> _What is being asked_: Copy out every line exactly, passing over the pictures.
* BEGIN *
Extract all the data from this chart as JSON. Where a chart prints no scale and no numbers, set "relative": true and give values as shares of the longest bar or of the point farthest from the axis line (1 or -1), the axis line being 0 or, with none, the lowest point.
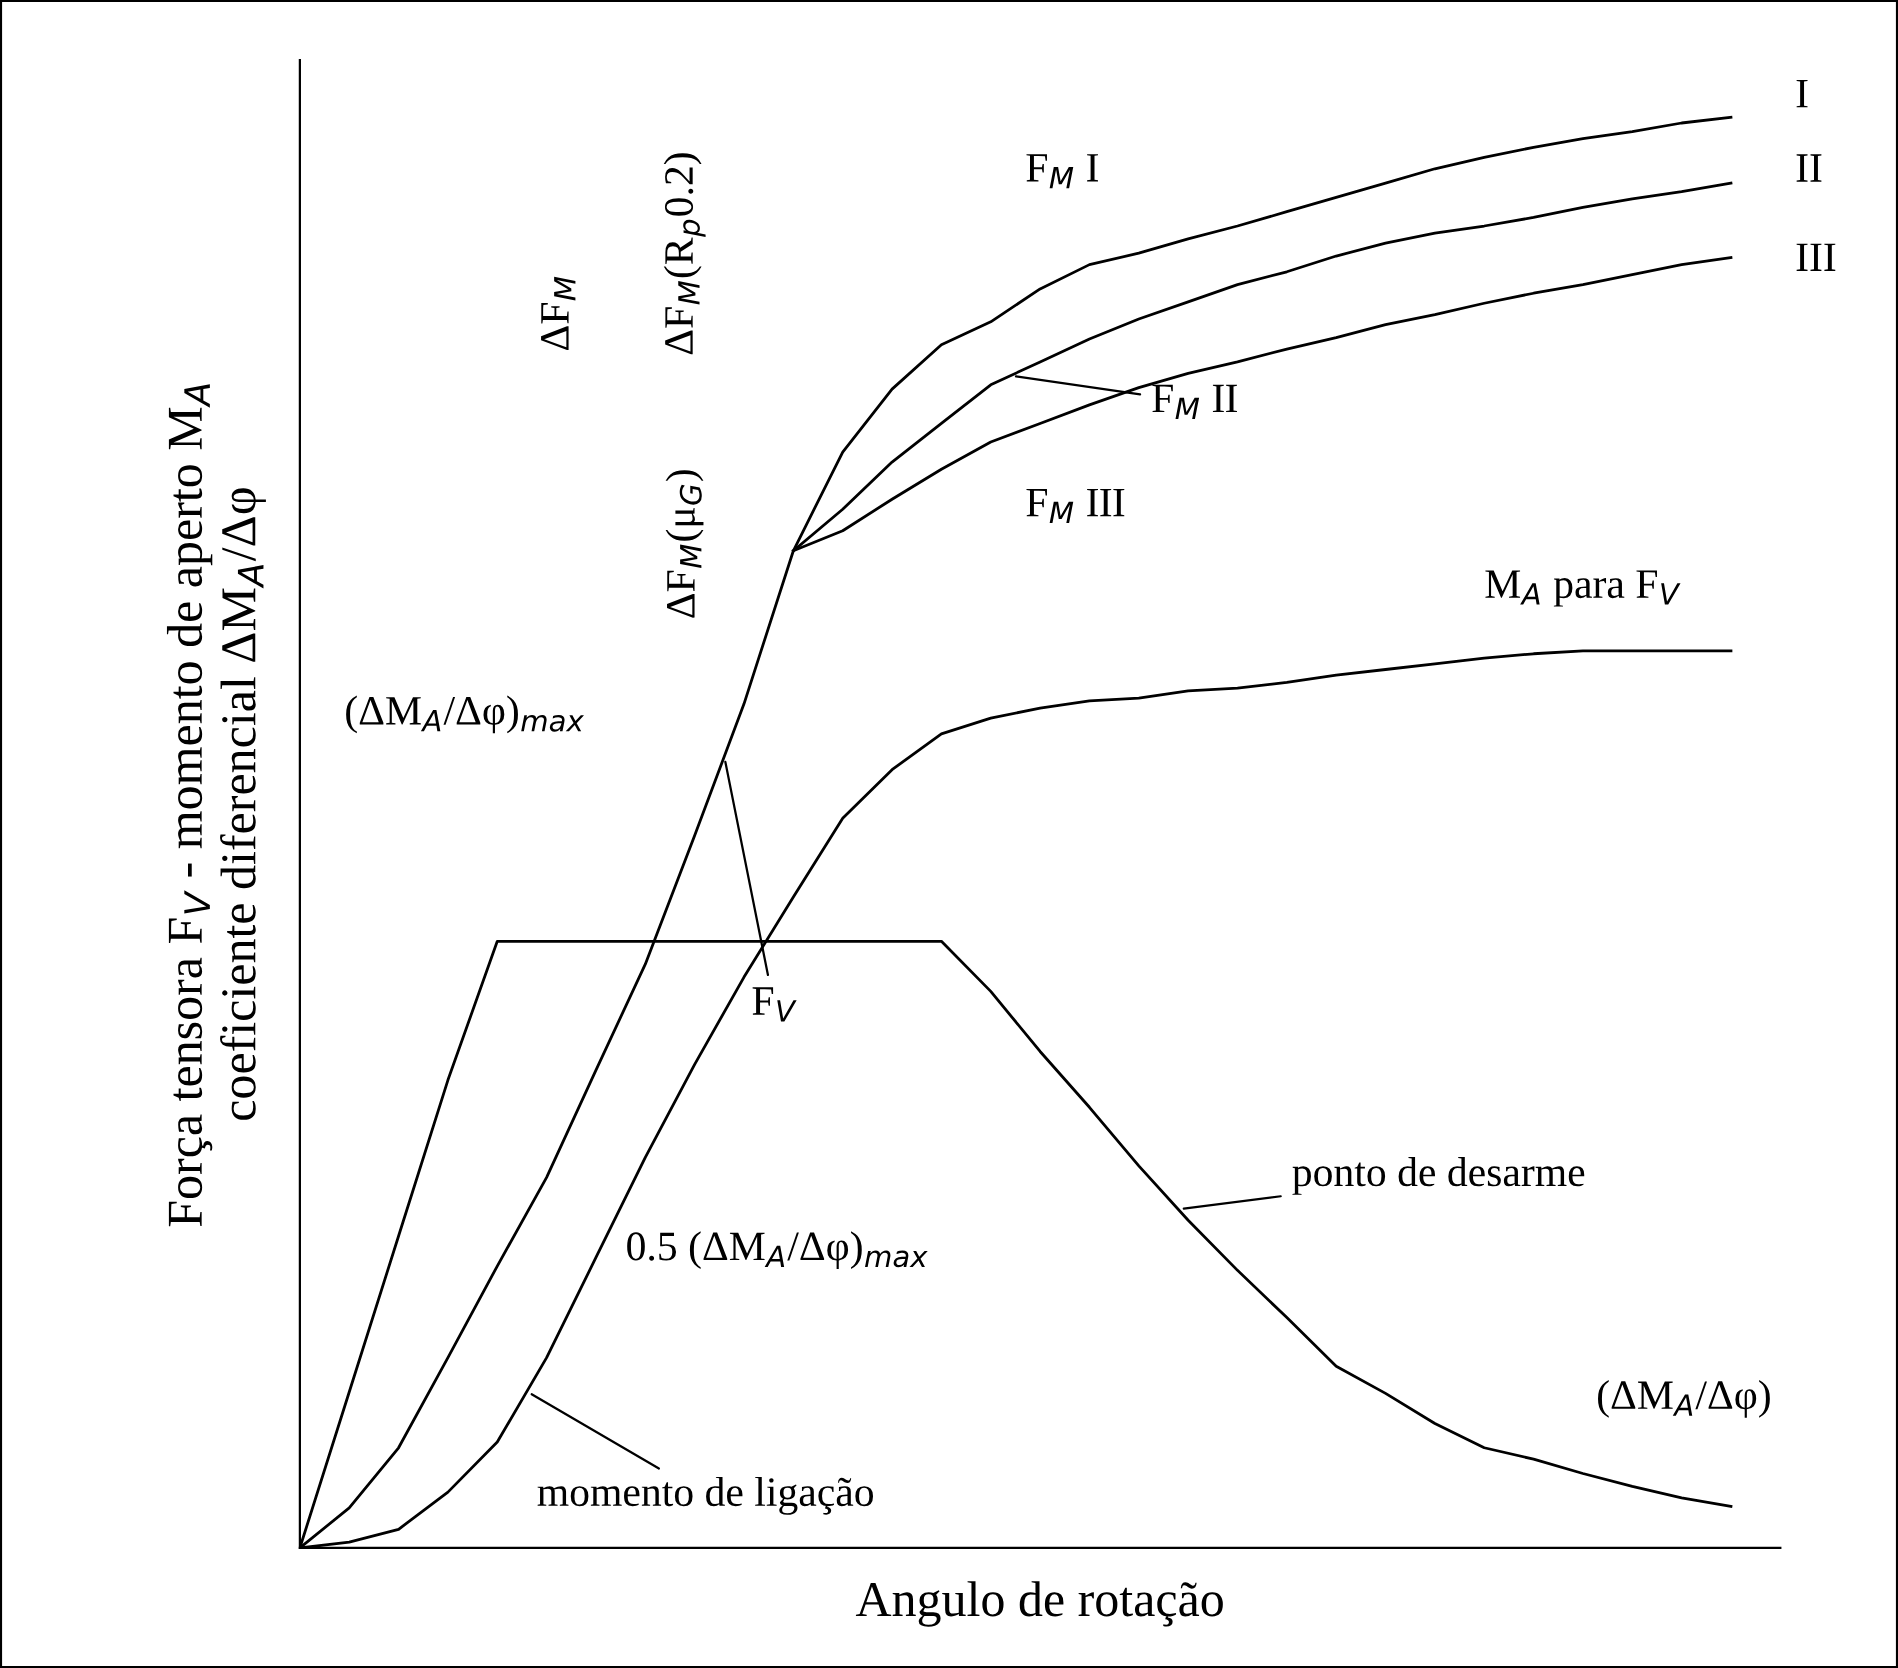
{
  "chart_data": {
    "type": "line",
    "relative": true,
    "xlabel": "Angulo de rotação",
    "ylabel": "Força tensora F$_{V}$ - momento de aperto M$_{A}$\ncoeficiente diferencial ΔM$_{A}$/Δφ",
    "categories": [
      null,
      null,
      null,
      null,
      null,
      null,
      null,
      null,
      null,
      null,
      null,
      null,
      null,
      null,
      null,
      null,
      null,
      null,
      null,
      null,
      null,
      null,
      null,
      null,
      null,
      null,
      null,
      null,
      null,
      null,
      null
    ],
    "series": [
      {
        "name": "I",
        "color": "#000000",
        "values": [
          0,
          0.028,
          0.07,
          0.133,
          0.197,
          0.259,
          0.334,
          0.408,
          0.498,
          0.59,
          0.697,
          0.766,
          0.81,
          0.841,
          0.857,
          0.88,
          0.897,
          0.905,
          0.915,
          0.924,
          0.934,
          0.944,
          0.954,
          0.964,
          0.972,
          0.979,
          0.985,
          0.99,
          0.996,
          1.0,
          null
        ]
      },
      {
        "name": "II",
        "color": "#000000",
        "values": [
          null,
          null,
          null,
          null,
          null,
          null,
          null,
          null,
          null,
          null,
          0.697,
          0.726,
          0.759,
          0.786,
          0.813,
          0.829,
          0.845,
          0.859,
          0.871,
          0.883,
          0.892,
          0.903,
          0.912,
          0.919,
          0.924,
          0.93,
          0.937,
          0.943,
          0.948,
          0.954,
          null
        ]
      },
      {
        "name": "III",
        "color": "#000000",
        "values": [
          null,
          null,
          null,
          null,
          null,
          null,
          null,
          null,
          null,
          null,
          0.697,
          0.711,
          0.733,
          0.754,
          0.773,
          0.786,
          0.799,
          0.811,
          0.821,
          0.829,
          0.838,
          0.846,
          0.855,
          0.862,
          0.87,
          0.877,
          0.883,
          0.89,
          0.897,
          0.902,
          null
        ]
      },
      {
        "name": "M$_{A}$ para F$_{V}$",
        "color": "#000000",
        "values": [
          0,
          0.004,
          0.013,
          0.039,
          0.074,
          0.133,
          0.203,
          0.273,
          0.338,
          0.399,
          0.455,
          0.51,
          0.544,
          0.569,
          0.58,
          0.587,
          0.592,
          0.594,
          0.599,
          0.601,
          0.605,
          0.61,
          0.614,
          0.618,
          0.622,
          0.625,
          0.627,
          0.627,
          0.627,
          0.627,
          null
        ]
      },
      {
        "name": "(ΔM$_{A}$/Δφ)",
        "color": "#000000",
        "values": [
          0,
          0.109,
          0.218,
          0.327,
          0.424,
          0.424,
          0.424,
          0.424,
          0.424,
          0.424,
          0.424,
          0.424,
          0.424,
          0.424,
          0.389,
          0.347,
          0.308,
          0.267,
          0.229,
          0.194,
          0.161,
          0.127,
          0.108,
          0.087,
          0.07,
          0.062,
          0.052,
          0.043,
          0.035,
          0.029,
          null
        ]
      }
    ],
    "annotations": [
      "F$_{V}$",
      "(ΔM$_{A}$/Δφ)$_{max}$",
      "0.5 (ΔM$_{A}$/Δφ)$_{max}$",
      "momento de ligação",
      "ponto de desarme",
      "F$_{M}$ I",
      "F$_{M}$ II",
      "F$_{M}$ III",
      "ΔF$_{M}$",
      "ΔF$_{M}$(R$_{p}$0.2)",
      "ΔF$_{M}$(μ$_{G}$)"
    ]
  }
}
* END *
> _Full solution_:
Extract all the data from this chart as JSON. Where a chart prints no scale and no numbers, set "relative": true and give values as shares of the longest bar or of the point farthest from the axis line (1 or -1), the axis line being 0 or, with none, the lowest point.
{
  "chart_data": {
    "type": "line",
    "relative": true,
    "xlabel": "Angulo de rotação",
    "ylabel": "Força tensora F$_{V}$ - momento de aperto M$_{A}$\ncoeficiente diferencial ΔM$_{A}$/Δφ",
    "categories": [
      null,
      null,
      null,
      null,
      null,
      null,
      null,
      null,
      null,
      null,
      null,
      null,
      null,
      null,
      null,
      null,
      null,
      null,
      null,
      null,
      null,
      null,
      null,
      null,
      null,
      null,
      null,
      null,
      null,
      null,
      null
    ],
    "series": [
      {
        "name": "I",
        "color": "#000000",
        "values": [
          0,
          0.028,
          0.07,
          0.133,
          0.197,
          0.259,
          0.334,
          0.408,
          0.498,
          0.59,
          0.697,
          0.766,
          0.81,
          0.841,
          0.857,
          0.88,
          0.897,
          0.905,
          0.915,
          0.924,
          0.934,
          0.944,
          0.954,
          0.964,
          0.972,
          0.979,
          0.985,
          0.99,
          0.996,
          1.0,
          null
        ]
      },
      {
        "name": "II",
        "color": "#000000",
        "values": [
          null,
          null,
          null,
          null,
          null,
          null,
          null,
          null,
          null,
          null,
          0.697,
          0.726,
          0.759,
          0.786,
          0.813,
          0.829,
          0.845,
          0.859,
          0.871,
          0.883,
          0.892,
          0.903,
          0.912,
          0.919,
          0.924,
          0.93,
          0.937,
          0.943,
          0.948,
          0.954,
          null
        ]
      },
      {
        "name": "III",
        "color": "#000000",
        "values": [
          null,
          null,
          null,
          null,
          null,
          null,
          null,
          null,
          null,
          null,
          0.697,
          0.711,
          0.733,
          0.754,
          0.773,
          0.786,
          0.799,
          0.811,
          0.821,
          0.829,
          0.838,
          0.846,
          0.855,
          0.862,
          0.87,
          0.877,
          0.883,
          0.89,
          0.897,
          0.902,
          null
        ]
      },
      {
        "name": "M$_{A}$ para F$_{V}$",
        "color": "#000000",
        "values": [
          0,
          0.004,
          0.013,
          0.039,
          0.074,
          0.133,
          0.203,
          0.273,
          0.338,
          0.399,
          0.455,
          0.51,
          0.544,
          0.569,
          0.58,
          0.587,
          0.592,
          0.594,
          0.599,
          0.601,
          0.605,
          0.61,
          0.614,
          0.618,
          0.622,
          0.625,
          0.627,
          0.627,
          0.627,
          0.627,
          null
        ]
      },
      {
        "name": "(ΔM$_{A}$/Δφ)",
        "color": "#000000",
        "values": [
          0,
          0.109,
          0.218,
          0.327,
          0.424,
          0.424,
          0.424,
          0.424,
          0.424,
          0.424,
          0.424,
          0.424,
          0.424,
          0.424,
          0.389,
          0.347,
          0.308,
          0.267,
          0.229,
          0.194,
          0.161,
          0.127,
          0.108,
          0.087,
          0.07,
          0.062,
          0.052,
          0.043,
          0.035,
          0.029,
          null
        ]
      }
    ],
    "annotations": [
      "F$_{V}$",
      "(ΔM$_{A}$/Δφ)$_{max}$",
      "0.5 (ΔM$_{A}$/Δφ)$_{max}$",
      "momento de ligação",
      "ponto de desarme",
      "F$_{M}$ I",
      "F$_{M}$ II",
      "F$_{M}$ III",
      "ΔF$_{M}$",
      "ΔF$_{M}$(R$_{p}$0.2)",
      "ΔF$_{M}$(μ$_{G}$)"
    ]
  }
}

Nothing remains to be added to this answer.